Collected data:
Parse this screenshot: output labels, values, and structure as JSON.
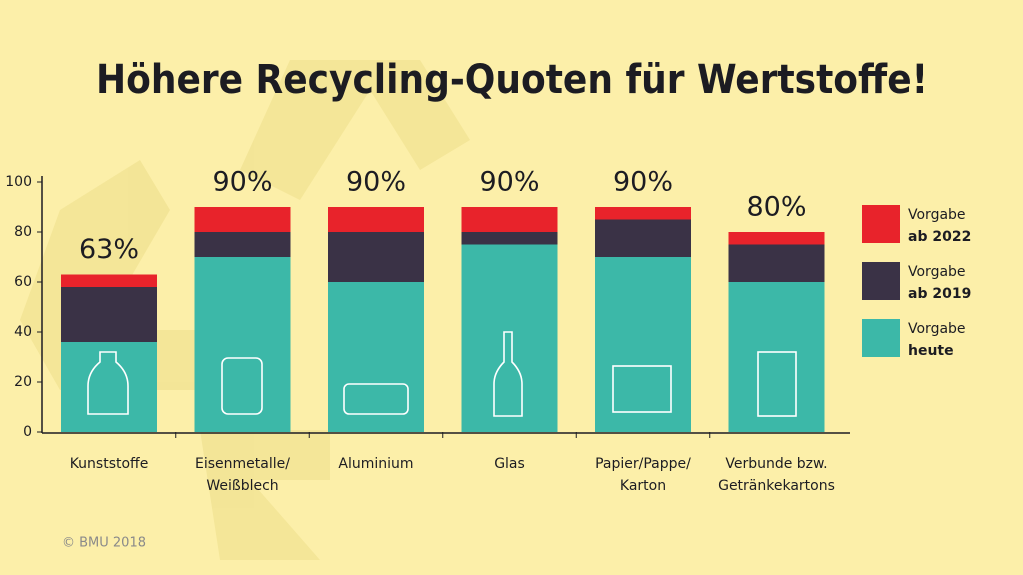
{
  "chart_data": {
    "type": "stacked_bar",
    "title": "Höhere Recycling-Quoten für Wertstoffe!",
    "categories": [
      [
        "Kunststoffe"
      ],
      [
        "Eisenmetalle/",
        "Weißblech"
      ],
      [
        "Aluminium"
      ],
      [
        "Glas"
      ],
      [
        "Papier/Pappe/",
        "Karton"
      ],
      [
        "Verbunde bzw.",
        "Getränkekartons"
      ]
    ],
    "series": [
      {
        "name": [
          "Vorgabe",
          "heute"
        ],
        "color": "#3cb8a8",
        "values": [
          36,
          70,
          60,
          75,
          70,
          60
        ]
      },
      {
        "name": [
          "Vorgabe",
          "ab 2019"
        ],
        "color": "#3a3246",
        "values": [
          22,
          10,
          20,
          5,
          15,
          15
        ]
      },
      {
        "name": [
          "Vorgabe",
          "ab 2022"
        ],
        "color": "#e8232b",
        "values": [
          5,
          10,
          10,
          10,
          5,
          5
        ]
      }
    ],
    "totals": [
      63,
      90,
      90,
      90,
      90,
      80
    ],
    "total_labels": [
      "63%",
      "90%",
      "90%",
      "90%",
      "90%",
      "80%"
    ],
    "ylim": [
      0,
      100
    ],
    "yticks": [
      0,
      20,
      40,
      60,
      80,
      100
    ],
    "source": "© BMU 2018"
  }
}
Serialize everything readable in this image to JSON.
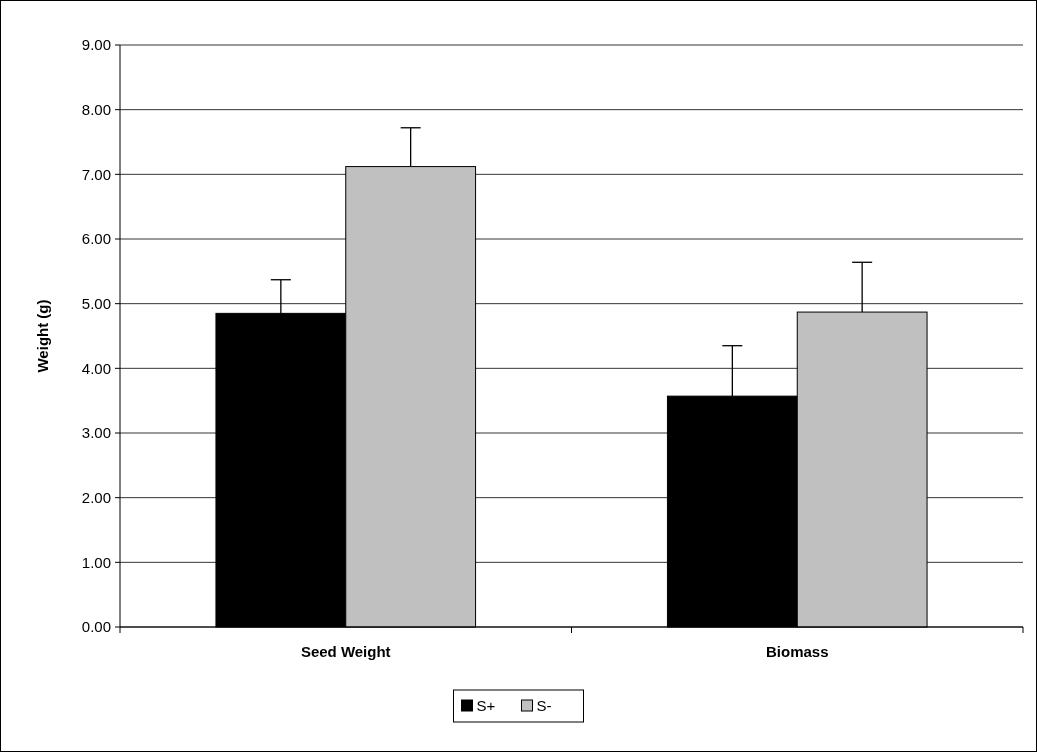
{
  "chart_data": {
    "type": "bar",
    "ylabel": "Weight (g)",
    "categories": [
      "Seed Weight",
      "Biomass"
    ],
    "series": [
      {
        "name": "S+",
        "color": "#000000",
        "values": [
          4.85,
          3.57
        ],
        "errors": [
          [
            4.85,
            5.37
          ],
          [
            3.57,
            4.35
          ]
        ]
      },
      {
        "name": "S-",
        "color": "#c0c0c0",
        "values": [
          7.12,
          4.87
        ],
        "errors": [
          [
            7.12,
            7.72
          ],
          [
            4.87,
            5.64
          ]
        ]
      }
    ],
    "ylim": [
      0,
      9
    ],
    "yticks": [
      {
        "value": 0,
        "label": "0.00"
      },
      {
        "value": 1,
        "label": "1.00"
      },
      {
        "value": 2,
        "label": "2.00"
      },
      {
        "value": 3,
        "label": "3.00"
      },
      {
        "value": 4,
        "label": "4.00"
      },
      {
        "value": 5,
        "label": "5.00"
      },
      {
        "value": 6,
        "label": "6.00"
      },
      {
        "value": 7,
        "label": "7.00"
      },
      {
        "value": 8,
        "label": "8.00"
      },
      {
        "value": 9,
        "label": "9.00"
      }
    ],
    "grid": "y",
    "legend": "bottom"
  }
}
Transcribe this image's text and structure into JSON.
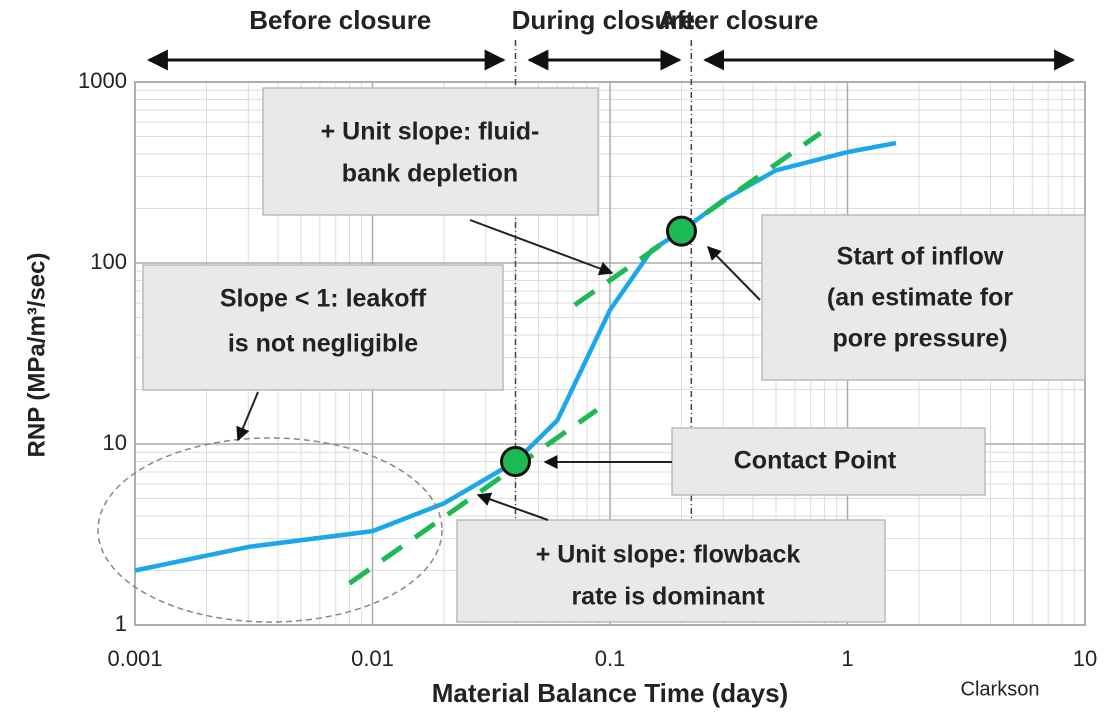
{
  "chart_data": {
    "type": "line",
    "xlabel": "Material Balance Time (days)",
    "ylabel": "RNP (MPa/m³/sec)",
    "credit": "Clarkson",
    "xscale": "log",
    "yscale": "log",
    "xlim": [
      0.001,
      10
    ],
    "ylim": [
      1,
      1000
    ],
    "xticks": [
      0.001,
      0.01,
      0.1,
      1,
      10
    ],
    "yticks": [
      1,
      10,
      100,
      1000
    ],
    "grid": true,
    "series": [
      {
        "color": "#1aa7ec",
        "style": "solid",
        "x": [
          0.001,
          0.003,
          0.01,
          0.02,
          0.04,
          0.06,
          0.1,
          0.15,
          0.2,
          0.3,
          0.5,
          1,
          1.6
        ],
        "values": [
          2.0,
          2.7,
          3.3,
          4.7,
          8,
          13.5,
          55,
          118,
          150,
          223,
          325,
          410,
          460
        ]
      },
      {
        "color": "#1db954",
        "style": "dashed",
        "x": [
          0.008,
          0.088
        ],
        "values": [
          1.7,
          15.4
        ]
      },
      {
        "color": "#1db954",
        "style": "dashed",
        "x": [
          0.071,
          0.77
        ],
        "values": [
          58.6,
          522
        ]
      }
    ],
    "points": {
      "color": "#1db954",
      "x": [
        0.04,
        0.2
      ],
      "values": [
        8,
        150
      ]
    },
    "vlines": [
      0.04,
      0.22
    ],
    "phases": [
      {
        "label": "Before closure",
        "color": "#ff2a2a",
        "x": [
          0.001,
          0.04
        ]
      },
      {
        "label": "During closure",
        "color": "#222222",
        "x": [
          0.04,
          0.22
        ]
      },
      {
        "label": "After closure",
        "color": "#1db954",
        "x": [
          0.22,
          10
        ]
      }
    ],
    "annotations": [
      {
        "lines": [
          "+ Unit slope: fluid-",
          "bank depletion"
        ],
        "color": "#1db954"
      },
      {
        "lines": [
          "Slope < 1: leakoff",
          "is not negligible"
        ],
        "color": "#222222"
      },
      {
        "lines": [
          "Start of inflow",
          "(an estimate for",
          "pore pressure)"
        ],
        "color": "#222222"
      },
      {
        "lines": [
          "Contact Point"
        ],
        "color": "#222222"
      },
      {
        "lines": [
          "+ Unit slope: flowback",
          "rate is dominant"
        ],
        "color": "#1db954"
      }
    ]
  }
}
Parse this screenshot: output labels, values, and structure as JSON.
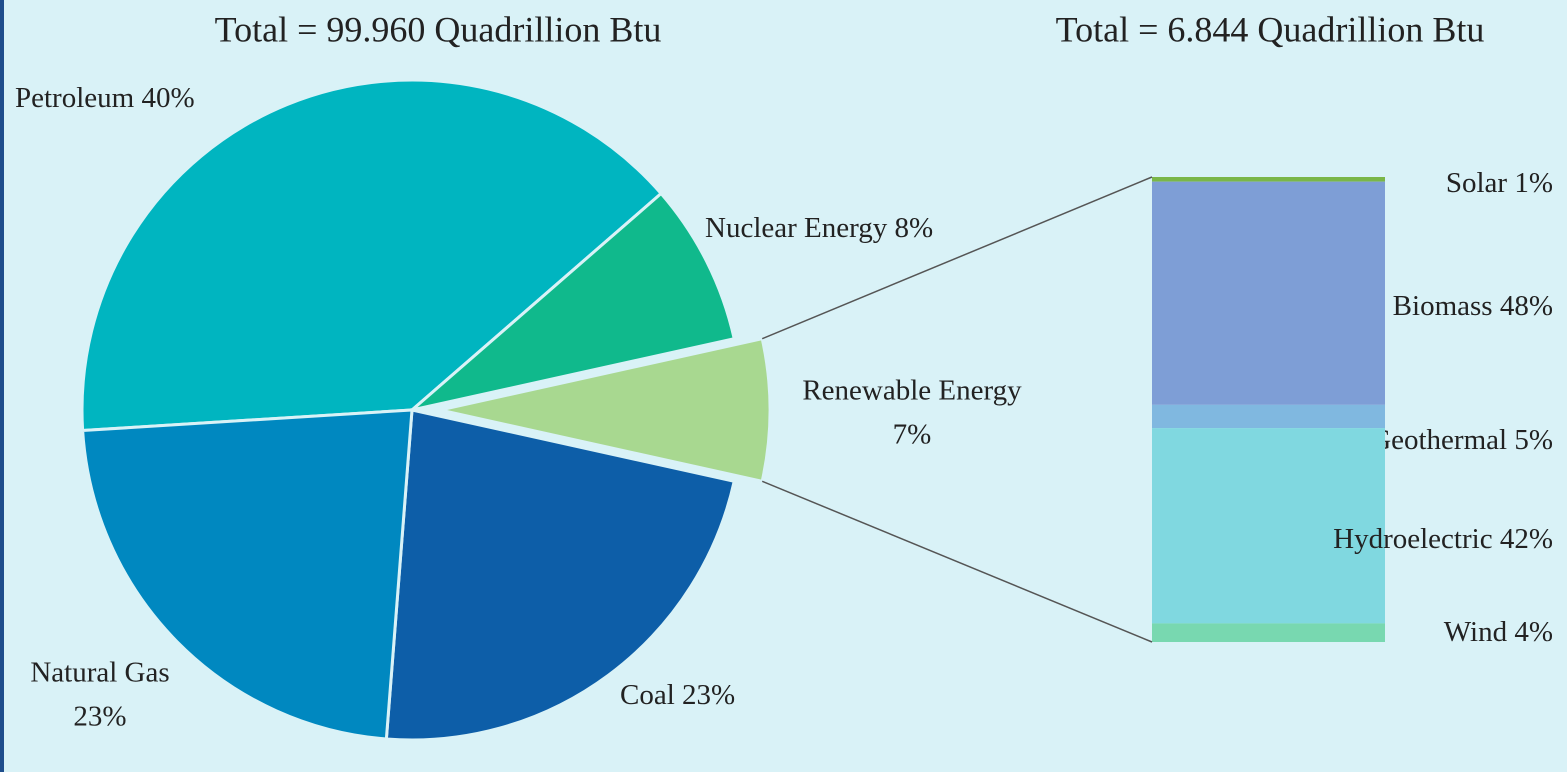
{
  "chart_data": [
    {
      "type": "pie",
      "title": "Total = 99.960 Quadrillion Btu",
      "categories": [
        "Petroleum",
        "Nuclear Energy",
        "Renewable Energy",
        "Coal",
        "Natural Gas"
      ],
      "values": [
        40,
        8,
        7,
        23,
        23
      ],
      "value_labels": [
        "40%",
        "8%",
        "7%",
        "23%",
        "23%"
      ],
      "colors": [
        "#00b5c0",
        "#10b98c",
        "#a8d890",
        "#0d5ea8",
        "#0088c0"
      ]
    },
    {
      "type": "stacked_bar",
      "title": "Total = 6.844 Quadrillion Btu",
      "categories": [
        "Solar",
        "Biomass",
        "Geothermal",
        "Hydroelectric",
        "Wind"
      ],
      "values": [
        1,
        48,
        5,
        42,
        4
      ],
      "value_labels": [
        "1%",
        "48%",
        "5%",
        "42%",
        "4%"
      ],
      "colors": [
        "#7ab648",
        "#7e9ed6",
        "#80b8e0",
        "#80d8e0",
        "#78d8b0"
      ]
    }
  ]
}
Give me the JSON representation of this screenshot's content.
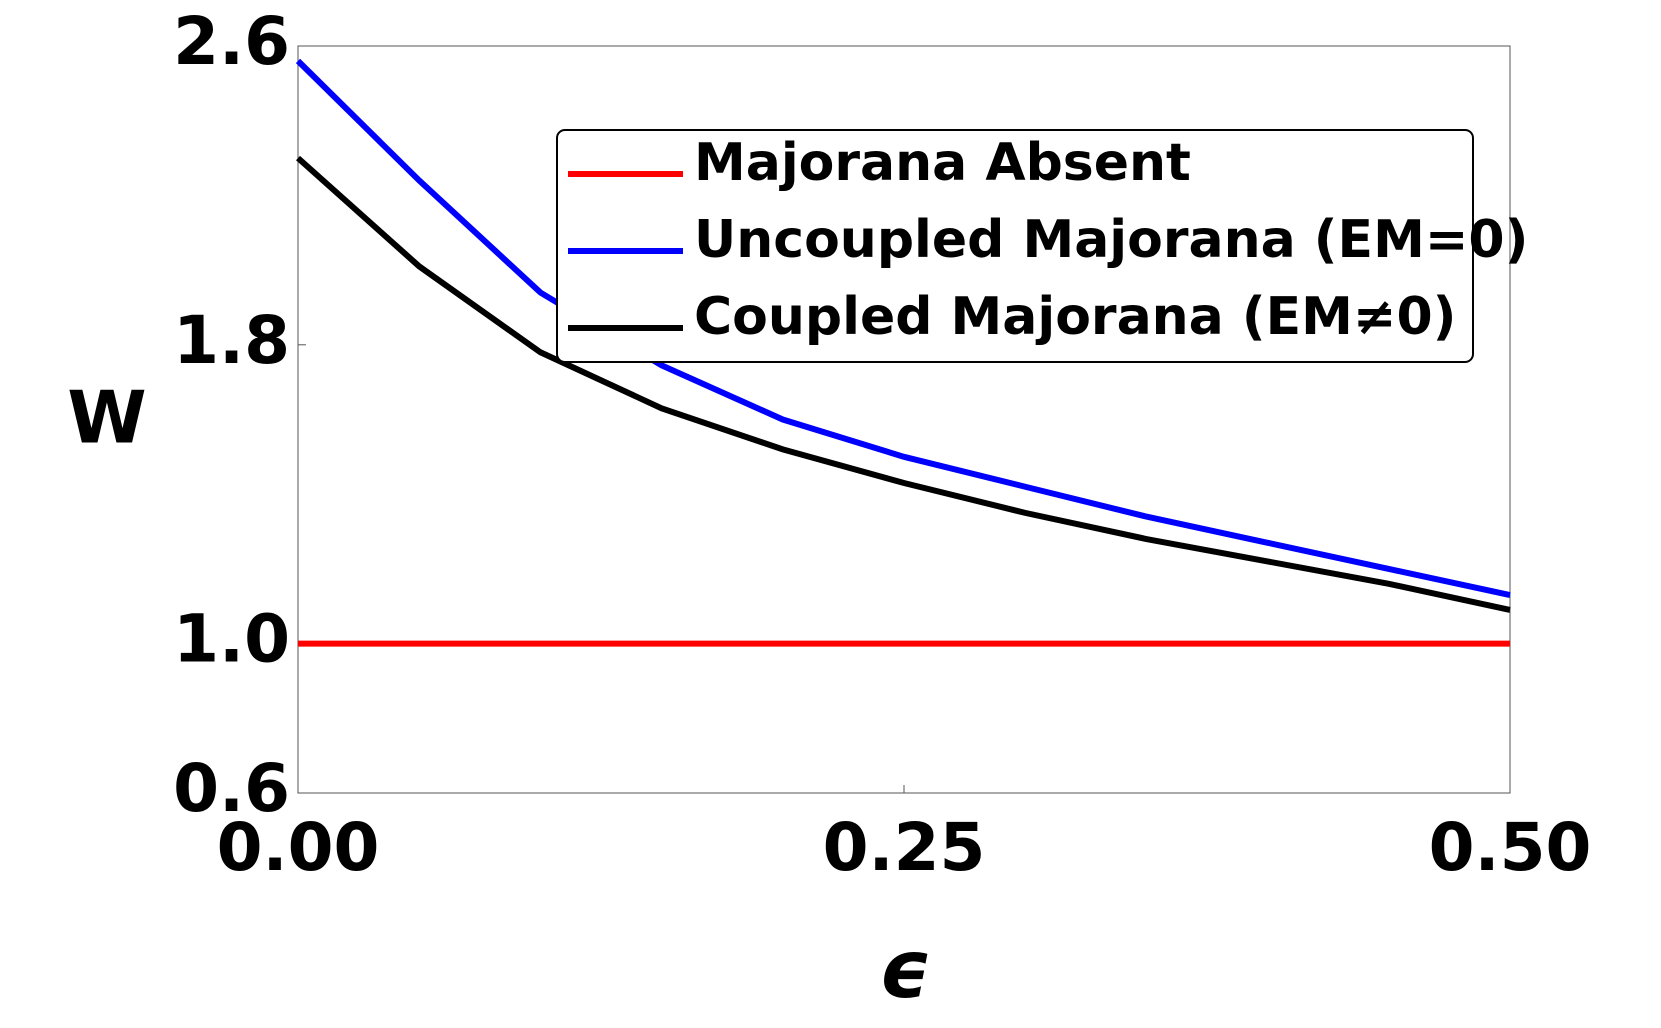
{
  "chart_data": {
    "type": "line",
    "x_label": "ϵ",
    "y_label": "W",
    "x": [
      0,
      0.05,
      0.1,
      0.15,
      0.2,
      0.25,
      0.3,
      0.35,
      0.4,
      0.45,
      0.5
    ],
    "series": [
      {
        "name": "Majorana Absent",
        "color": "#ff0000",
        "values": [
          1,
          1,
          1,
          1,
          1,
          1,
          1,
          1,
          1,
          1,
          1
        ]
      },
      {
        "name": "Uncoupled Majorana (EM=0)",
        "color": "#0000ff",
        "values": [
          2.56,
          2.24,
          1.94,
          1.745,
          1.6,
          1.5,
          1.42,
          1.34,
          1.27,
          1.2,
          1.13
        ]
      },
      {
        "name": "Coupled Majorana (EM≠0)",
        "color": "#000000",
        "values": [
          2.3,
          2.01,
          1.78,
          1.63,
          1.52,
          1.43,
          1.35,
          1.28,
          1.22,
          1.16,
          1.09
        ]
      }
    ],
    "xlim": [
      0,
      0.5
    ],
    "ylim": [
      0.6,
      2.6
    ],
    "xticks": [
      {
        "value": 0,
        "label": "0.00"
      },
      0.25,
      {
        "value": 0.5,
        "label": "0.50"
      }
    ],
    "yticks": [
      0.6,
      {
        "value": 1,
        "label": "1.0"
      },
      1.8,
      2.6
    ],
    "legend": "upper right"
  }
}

GOAL OF THE EXERCISE
Scan the lines for the string "name". Pick out every line that has it.

SOLUTION BELOW
        "name": [
        "name": [
        "name": [
        "name": "S+",
        "name": "S-",
        "name": "Majorana Absent",
        "name": "Uncoupled Majorana (EM=0)",
        "name": "Coupled Majorana (EM≠0)",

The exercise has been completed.